EXERCISE: Copy every line from the material below that holds "content".

[SUPPLIED RECORDS start]

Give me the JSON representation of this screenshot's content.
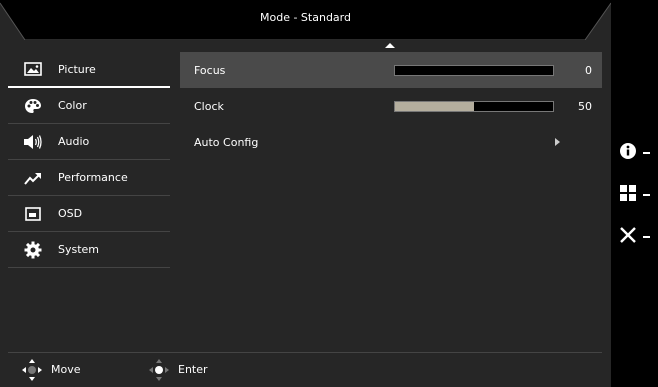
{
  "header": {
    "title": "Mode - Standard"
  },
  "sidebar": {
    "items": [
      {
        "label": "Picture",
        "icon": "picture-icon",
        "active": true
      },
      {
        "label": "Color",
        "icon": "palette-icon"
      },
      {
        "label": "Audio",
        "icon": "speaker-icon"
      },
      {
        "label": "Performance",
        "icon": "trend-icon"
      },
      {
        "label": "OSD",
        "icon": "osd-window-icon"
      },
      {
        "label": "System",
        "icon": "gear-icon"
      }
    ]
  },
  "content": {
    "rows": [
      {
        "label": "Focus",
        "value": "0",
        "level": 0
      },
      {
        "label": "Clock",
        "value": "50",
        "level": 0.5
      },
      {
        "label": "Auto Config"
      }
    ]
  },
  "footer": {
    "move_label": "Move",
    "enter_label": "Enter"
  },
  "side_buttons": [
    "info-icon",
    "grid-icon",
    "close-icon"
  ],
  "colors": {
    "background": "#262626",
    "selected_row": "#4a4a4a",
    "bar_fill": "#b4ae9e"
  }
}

[SUPPLIED RECORDS end]
[SUPPLIED RECORDS start]

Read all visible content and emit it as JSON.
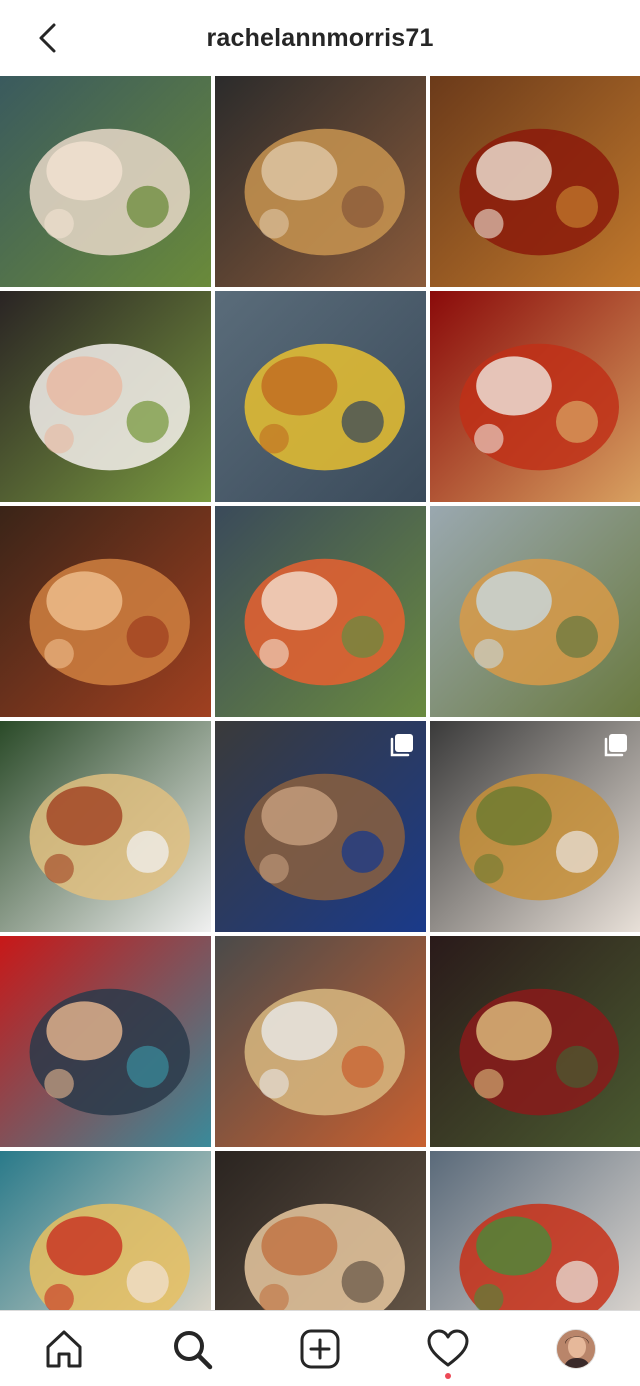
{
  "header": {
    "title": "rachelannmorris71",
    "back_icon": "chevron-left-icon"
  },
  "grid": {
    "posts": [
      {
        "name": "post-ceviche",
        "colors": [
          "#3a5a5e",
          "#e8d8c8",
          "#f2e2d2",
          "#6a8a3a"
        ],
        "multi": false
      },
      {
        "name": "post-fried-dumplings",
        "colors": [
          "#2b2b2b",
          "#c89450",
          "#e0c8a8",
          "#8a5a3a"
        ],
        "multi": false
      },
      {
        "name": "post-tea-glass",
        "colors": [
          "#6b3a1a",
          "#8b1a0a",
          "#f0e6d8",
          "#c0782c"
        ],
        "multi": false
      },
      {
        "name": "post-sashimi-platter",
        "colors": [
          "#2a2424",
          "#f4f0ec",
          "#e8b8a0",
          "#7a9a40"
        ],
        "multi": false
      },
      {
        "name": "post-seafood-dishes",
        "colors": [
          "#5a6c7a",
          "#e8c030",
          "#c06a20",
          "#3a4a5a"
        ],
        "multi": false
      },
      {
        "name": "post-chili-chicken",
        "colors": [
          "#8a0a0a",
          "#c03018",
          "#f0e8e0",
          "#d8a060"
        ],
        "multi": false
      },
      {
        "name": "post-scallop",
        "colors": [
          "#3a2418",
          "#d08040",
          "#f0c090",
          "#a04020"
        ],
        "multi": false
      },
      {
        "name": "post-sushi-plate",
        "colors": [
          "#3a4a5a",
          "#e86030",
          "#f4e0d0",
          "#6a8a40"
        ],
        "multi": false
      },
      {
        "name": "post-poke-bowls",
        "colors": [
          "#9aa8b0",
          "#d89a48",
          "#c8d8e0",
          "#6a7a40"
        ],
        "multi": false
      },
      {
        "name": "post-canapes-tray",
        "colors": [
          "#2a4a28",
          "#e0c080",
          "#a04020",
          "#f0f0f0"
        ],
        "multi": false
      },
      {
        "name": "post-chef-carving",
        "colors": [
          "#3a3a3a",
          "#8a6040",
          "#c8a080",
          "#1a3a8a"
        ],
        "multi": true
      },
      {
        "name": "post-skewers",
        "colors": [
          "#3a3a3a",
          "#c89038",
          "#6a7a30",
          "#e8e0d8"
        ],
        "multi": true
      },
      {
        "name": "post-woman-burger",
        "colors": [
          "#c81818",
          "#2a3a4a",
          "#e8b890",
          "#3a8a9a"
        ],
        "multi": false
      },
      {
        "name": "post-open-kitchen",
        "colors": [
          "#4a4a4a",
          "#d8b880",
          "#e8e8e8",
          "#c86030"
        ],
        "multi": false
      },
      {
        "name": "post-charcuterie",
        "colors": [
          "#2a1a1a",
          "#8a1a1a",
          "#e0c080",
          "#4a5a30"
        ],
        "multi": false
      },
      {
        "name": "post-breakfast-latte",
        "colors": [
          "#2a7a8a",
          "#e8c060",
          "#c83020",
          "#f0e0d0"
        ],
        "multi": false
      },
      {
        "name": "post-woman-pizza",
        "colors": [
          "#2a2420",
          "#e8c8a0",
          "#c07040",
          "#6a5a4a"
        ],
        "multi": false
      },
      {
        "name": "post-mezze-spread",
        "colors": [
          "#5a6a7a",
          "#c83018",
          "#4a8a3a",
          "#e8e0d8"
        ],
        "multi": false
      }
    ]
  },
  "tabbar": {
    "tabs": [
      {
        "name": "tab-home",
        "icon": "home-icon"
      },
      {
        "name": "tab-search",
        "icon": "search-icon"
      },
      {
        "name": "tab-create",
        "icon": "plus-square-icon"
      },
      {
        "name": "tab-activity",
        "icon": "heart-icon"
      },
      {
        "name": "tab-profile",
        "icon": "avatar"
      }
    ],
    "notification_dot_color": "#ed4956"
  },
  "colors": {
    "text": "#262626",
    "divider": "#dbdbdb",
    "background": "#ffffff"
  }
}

[SUPPLIED RECORDS end]

FINISHED TASK:
Give me the JSON representation of this screenshot's content.
  "content": {
Read all visible content and emit it as JSON.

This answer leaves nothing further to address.